[Stored data]
┄┄┄┄┄┄
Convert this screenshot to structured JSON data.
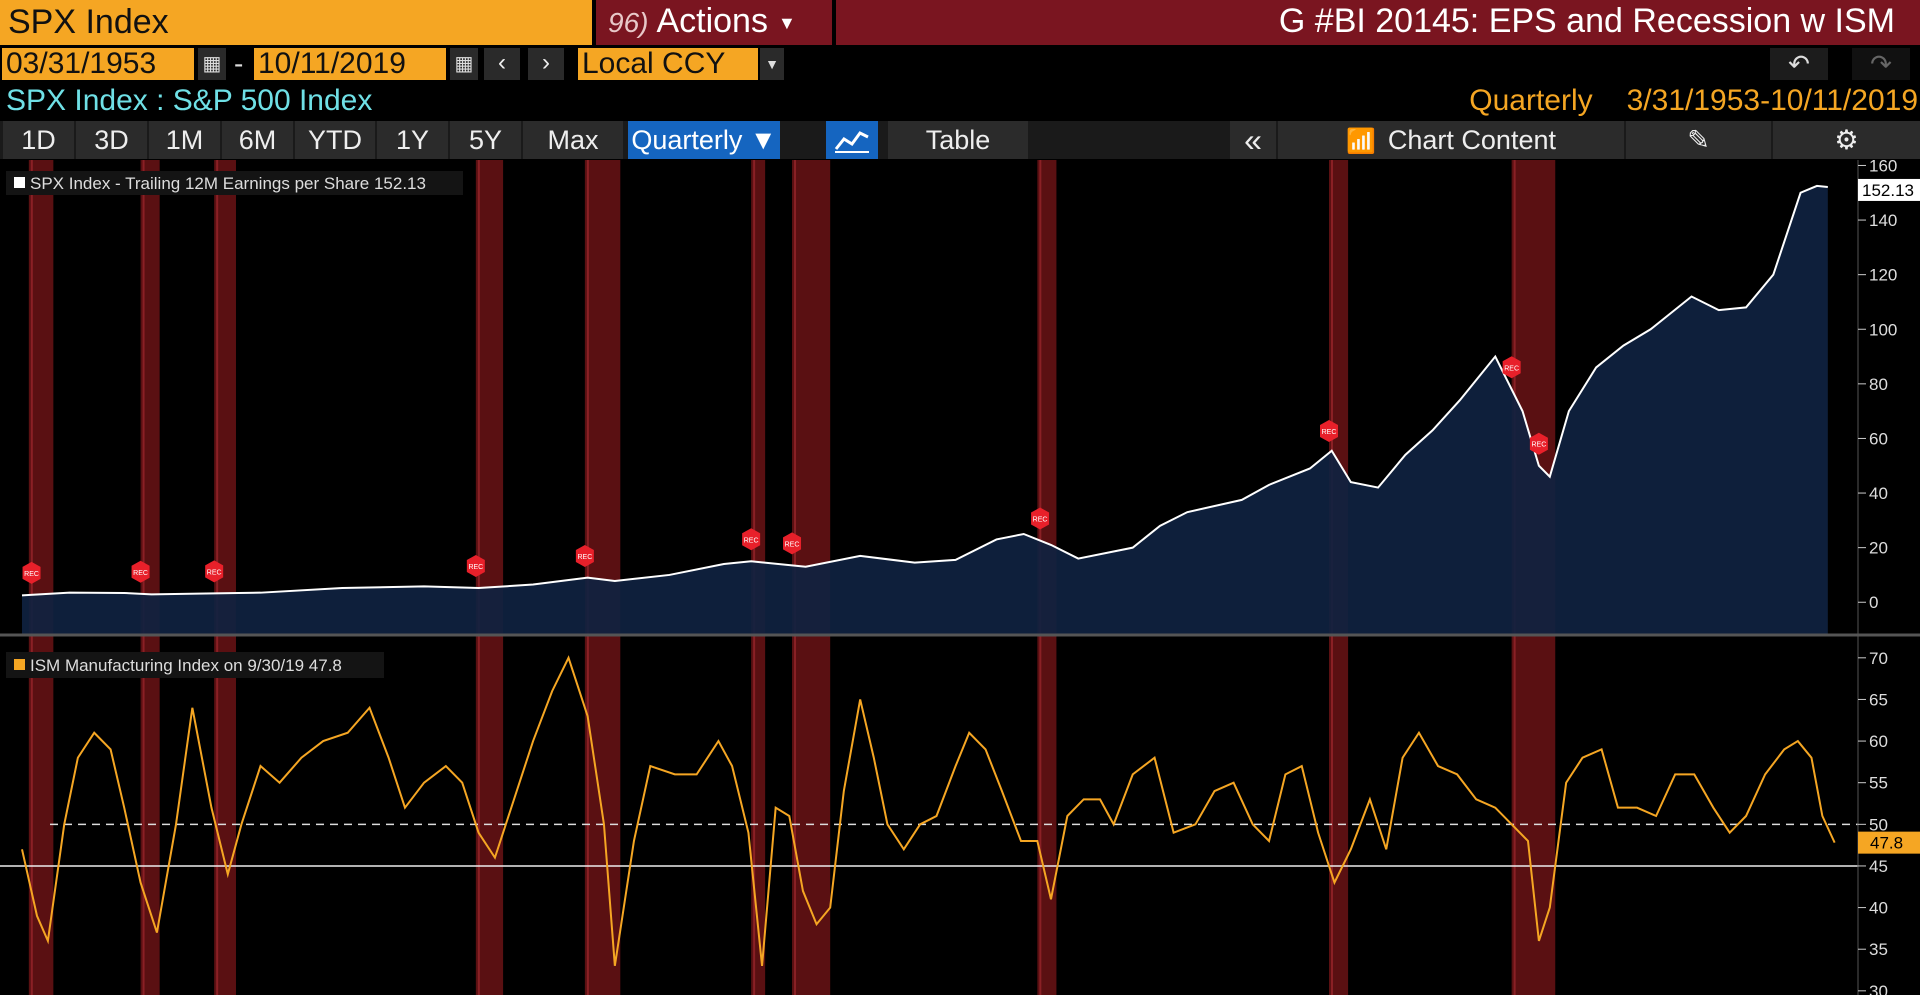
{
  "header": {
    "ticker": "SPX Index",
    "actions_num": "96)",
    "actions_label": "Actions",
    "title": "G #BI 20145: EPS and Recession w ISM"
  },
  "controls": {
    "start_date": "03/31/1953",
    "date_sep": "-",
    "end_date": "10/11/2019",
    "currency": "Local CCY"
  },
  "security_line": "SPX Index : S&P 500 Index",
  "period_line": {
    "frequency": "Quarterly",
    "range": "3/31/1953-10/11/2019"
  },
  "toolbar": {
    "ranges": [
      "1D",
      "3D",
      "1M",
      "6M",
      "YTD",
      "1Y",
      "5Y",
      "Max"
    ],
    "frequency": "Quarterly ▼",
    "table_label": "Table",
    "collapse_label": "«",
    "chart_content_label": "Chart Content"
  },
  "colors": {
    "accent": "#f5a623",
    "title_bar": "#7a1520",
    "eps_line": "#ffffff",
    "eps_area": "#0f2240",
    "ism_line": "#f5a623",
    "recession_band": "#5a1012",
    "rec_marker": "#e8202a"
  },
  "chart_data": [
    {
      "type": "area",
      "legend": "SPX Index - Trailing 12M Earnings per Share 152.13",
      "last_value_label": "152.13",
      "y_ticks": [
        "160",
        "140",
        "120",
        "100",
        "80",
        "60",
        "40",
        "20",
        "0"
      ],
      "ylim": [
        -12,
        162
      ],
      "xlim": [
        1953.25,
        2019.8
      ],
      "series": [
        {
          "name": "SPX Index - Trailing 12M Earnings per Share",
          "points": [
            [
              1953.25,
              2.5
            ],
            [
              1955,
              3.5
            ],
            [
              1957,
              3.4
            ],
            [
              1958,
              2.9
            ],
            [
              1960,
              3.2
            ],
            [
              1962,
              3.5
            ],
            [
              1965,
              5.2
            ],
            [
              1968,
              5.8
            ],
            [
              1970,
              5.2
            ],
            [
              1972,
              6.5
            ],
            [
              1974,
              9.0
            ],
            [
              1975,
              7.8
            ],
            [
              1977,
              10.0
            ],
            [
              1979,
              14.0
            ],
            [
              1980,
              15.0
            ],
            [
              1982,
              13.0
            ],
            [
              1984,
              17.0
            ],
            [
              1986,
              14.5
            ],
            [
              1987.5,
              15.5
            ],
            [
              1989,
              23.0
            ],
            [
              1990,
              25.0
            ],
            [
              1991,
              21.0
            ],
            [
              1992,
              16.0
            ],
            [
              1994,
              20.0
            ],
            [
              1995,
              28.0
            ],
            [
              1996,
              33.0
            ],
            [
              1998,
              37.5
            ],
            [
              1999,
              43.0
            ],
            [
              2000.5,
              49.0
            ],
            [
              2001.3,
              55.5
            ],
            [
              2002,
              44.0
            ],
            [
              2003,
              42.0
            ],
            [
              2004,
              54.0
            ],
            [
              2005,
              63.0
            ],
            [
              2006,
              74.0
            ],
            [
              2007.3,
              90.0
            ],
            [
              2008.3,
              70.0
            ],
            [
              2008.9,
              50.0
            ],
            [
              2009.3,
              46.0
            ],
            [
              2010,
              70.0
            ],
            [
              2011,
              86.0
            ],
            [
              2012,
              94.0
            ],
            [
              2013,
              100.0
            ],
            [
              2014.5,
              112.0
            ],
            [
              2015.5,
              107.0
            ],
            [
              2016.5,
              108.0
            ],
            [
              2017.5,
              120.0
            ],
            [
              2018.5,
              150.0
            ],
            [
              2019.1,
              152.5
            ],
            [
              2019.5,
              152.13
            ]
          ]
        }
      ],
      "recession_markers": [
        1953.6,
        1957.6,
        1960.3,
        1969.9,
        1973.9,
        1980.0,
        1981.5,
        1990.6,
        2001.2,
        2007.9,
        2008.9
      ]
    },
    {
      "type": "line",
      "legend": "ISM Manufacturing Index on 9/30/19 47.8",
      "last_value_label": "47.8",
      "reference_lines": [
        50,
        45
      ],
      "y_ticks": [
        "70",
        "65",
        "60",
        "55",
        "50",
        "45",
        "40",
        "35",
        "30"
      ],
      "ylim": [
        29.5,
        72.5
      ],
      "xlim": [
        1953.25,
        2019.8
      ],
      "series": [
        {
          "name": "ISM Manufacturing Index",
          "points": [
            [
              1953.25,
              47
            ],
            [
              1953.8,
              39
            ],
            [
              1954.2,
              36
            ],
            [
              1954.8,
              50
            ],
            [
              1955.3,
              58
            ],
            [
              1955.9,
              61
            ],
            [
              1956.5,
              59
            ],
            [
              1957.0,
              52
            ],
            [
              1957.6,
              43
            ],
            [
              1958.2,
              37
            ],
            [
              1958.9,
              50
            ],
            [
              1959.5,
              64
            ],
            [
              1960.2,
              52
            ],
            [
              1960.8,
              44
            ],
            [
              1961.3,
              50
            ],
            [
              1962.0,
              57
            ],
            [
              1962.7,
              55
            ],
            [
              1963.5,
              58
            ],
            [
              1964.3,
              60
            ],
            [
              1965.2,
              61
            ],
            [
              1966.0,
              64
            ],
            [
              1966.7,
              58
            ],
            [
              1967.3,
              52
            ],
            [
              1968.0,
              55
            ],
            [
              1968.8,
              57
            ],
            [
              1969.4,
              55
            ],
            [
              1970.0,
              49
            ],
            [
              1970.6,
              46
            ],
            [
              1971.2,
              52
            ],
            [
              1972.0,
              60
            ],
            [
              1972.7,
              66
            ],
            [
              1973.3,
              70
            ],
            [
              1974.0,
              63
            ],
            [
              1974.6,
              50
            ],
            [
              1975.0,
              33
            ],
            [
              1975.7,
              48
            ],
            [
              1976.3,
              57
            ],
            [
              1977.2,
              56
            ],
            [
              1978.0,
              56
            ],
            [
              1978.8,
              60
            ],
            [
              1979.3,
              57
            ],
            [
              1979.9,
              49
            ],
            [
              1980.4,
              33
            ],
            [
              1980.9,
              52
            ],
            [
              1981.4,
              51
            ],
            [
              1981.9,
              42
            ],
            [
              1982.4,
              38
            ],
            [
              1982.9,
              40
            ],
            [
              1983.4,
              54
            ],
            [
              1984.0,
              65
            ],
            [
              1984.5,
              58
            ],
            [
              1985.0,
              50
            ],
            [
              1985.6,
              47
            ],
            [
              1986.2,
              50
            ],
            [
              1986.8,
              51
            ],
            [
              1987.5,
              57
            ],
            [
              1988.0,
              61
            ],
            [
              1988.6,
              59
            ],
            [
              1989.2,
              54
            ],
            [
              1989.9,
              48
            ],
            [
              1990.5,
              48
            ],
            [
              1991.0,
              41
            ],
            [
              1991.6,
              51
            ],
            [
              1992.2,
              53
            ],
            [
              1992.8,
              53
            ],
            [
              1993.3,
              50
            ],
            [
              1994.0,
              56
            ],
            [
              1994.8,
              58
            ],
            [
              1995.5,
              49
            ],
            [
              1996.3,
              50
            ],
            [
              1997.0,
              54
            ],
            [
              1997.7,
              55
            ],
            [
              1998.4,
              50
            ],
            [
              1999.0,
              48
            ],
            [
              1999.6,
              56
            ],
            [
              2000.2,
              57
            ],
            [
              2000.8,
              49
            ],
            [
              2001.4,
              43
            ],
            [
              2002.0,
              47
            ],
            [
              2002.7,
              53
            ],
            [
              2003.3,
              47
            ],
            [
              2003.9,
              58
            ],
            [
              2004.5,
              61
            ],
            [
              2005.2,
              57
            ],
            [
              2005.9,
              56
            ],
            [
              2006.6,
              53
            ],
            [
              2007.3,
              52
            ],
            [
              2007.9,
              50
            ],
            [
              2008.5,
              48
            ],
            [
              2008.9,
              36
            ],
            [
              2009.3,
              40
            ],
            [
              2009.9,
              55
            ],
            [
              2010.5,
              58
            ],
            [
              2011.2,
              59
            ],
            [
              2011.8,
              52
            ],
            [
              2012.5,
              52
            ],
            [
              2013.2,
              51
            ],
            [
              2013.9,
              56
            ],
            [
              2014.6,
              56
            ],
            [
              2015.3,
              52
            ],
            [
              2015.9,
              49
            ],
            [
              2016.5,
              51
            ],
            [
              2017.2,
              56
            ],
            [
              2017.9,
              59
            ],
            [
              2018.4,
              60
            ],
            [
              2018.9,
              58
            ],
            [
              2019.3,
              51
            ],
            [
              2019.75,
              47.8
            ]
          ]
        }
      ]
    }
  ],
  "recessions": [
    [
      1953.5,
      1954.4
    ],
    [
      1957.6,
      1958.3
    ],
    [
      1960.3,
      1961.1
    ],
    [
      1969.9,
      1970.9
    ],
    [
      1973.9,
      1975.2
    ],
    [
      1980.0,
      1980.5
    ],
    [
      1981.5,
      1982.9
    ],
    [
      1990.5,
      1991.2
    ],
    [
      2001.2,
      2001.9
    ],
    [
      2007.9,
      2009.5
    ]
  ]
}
┄┄┄┄┄┄
_Problem_
Each line that has the word "legend" counts once. How many such lines are in the data? Give the number alone.

_Result below_
2